- _EXERCISE OBJECTIVE_: Select the lines below containing the word "employé".

Raw records
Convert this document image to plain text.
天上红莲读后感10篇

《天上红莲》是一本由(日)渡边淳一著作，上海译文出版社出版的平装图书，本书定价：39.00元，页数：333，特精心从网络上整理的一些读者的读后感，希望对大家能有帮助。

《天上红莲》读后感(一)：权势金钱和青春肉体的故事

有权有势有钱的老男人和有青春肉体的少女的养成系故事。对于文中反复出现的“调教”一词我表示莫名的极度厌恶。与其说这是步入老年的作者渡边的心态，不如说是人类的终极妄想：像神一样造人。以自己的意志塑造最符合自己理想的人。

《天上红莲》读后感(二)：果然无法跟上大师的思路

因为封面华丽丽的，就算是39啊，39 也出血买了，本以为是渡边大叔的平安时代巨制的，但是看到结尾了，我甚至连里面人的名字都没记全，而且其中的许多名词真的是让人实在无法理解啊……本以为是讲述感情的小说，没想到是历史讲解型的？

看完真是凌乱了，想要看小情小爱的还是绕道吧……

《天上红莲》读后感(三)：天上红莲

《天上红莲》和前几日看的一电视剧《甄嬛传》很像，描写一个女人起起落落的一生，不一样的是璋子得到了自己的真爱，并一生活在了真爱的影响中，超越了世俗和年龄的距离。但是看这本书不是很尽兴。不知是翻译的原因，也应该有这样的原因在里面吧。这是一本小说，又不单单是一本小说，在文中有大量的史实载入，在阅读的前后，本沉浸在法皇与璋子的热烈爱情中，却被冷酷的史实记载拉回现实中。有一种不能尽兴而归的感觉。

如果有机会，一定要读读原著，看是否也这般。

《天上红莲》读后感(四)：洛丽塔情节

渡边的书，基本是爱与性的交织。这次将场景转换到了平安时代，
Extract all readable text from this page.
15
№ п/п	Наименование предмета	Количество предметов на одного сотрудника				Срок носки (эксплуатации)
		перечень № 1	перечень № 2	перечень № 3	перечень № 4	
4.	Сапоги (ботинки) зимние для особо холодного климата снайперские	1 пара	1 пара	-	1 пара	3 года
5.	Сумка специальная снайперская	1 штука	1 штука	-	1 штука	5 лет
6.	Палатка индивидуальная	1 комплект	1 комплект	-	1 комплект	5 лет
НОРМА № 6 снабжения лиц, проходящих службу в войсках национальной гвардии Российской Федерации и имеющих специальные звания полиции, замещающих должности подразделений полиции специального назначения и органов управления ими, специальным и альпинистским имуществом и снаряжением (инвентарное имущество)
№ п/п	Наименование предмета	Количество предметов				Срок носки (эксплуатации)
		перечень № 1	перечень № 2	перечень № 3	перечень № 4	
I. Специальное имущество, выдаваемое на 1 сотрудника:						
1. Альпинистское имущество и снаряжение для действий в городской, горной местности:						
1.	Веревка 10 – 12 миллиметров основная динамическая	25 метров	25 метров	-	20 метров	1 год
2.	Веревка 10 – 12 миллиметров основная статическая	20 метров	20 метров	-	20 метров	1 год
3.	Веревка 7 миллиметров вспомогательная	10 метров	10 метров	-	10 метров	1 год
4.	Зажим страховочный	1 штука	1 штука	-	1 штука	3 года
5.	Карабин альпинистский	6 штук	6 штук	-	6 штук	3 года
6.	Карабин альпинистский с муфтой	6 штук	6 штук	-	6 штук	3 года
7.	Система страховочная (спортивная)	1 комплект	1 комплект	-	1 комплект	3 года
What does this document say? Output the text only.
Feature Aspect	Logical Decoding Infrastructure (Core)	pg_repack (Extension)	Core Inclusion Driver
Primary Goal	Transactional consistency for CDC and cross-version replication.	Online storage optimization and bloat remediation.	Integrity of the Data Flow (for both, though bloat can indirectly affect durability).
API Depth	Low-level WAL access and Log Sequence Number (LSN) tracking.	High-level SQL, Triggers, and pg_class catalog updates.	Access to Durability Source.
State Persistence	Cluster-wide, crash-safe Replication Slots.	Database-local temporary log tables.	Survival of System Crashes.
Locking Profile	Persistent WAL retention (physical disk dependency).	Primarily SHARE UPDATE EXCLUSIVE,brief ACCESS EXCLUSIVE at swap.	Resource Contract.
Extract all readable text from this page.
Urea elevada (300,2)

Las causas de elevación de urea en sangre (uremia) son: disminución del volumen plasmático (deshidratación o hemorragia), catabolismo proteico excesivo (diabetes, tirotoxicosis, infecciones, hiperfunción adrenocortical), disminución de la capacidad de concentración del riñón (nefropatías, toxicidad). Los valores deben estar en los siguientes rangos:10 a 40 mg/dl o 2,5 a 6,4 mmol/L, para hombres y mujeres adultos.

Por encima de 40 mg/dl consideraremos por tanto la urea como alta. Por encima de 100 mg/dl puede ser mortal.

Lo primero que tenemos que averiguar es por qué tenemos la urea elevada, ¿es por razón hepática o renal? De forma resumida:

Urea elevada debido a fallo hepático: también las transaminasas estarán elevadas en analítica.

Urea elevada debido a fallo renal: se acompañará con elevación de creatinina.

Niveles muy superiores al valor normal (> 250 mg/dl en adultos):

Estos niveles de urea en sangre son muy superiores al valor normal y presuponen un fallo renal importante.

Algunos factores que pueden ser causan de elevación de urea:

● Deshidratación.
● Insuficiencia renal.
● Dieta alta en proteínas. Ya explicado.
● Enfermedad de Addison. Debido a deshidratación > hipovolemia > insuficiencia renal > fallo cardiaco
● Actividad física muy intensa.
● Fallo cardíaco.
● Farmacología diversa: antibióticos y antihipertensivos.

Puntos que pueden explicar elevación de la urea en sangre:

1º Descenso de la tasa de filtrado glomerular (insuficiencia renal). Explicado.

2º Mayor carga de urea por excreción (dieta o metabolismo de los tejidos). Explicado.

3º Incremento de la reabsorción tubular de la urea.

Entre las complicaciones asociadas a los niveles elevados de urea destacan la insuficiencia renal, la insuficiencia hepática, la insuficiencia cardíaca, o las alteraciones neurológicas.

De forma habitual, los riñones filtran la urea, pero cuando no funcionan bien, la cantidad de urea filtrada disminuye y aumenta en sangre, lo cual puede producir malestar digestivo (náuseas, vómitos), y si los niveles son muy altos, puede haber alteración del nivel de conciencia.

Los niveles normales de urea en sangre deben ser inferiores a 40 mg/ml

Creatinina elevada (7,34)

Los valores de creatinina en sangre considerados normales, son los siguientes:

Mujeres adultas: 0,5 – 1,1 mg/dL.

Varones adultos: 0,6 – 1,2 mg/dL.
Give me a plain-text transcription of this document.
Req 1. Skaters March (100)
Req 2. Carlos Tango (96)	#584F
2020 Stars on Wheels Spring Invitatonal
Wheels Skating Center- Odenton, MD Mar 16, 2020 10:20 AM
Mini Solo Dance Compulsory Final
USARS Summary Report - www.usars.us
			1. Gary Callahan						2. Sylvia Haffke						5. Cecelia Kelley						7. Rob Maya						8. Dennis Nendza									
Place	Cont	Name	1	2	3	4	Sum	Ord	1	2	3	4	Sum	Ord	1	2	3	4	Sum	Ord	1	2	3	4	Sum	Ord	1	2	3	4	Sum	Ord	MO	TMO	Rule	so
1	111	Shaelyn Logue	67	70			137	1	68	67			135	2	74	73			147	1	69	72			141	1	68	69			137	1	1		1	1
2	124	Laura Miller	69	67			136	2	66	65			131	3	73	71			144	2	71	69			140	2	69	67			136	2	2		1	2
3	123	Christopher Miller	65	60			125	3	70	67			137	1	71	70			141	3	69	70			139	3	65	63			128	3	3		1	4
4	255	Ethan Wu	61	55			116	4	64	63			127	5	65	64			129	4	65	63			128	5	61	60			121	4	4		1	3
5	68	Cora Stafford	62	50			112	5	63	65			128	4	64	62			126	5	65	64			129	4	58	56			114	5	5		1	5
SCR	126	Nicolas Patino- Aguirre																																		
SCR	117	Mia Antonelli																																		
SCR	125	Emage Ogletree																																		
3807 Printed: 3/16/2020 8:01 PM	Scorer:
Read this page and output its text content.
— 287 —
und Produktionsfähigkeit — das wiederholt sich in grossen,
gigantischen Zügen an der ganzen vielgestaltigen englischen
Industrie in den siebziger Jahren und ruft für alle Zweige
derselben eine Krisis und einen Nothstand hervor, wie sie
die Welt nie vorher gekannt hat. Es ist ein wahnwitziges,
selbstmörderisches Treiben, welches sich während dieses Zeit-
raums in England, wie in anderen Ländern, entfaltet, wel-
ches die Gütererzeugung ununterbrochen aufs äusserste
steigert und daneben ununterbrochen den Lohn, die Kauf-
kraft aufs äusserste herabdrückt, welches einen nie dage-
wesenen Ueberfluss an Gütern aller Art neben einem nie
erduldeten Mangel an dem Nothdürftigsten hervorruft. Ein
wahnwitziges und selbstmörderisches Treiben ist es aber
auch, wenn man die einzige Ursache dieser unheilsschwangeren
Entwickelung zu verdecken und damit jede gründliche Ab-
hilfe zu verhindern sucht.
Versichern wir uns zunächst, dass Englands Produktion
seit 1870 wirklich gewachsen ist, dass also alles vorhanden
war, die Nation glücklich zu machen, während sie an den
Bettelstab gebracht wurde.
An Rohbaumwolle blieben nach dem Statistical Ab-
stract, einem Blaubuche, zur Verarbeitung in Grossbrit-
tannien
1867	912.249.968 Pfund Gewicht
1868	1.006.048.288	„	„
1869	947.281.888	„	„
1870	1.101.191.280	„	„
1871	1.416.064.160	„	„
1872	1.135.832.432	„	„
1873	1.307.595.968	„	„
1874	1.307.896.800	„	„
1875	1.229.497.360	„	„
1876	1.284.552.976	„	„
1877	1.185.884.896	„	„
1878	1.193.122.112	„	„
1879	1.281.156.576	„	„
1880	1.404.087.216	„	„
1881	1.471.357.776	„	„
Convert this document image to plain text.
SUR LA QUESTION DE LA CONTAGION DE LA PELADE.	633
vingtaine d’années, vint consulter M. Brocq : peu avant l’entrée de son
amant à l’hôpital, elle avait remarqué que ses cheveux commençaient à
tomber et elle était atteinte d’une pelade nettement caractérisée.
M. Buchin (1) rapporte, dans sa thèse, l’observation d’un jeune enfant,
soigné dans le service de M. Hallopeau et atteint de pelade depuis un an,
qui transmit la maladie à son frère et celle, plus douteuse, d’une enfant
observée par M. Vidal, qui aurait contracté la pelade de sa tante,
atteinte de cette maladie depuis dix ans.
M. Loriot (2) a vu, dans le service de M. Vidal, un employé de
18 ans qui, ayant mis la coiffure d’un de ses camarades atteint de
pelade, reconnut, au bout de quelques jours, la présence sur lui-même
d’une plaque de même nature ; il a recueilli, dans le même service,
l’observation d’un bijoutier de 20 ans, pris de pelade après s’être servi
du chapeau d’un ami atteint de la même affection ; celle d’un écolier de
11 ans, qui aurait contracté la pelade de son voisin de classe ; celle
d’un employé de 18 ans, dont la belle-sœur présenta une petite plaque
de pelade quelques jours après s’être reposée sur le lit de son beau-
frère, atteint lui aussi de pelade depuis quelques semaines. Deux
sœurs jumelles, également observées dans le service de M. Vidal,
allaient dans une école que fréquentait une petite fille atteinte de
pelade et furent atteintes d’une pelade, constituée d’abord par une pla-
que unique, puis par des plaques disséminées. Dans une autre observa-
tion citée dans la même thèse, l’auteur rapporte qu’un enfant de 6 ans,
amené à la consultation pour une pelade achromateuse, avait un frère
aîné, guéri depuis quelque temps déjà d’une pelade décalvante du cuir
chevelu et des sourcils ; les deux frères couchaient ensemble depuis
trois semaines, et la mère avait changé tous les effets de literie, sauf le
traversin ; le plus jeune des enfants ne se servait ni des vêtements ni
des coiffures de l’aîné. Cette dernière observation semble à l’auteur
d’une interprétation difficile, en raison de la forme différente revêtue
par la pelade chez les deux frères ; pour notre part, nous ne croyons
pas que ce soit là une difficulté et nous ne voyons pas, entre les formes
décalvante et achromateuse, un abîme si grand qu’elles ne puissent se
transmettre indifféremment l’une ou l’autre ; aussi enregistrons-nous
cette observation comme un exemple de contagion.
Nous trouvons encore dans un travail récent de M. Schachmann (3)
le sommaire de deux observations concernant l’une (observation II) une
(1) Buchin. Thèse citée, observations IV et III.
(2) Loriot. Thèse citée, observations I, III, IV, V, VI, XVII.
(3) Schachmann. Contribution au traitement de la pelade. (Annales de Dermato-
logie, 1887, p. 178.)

- _SOLUTION TO THIS TASK_:
M. Loriot (2) a vu, dans le service de M. Vidal, un employé de
d’un employé de 18 ans, dont la belle-sœur présenta une petite plaque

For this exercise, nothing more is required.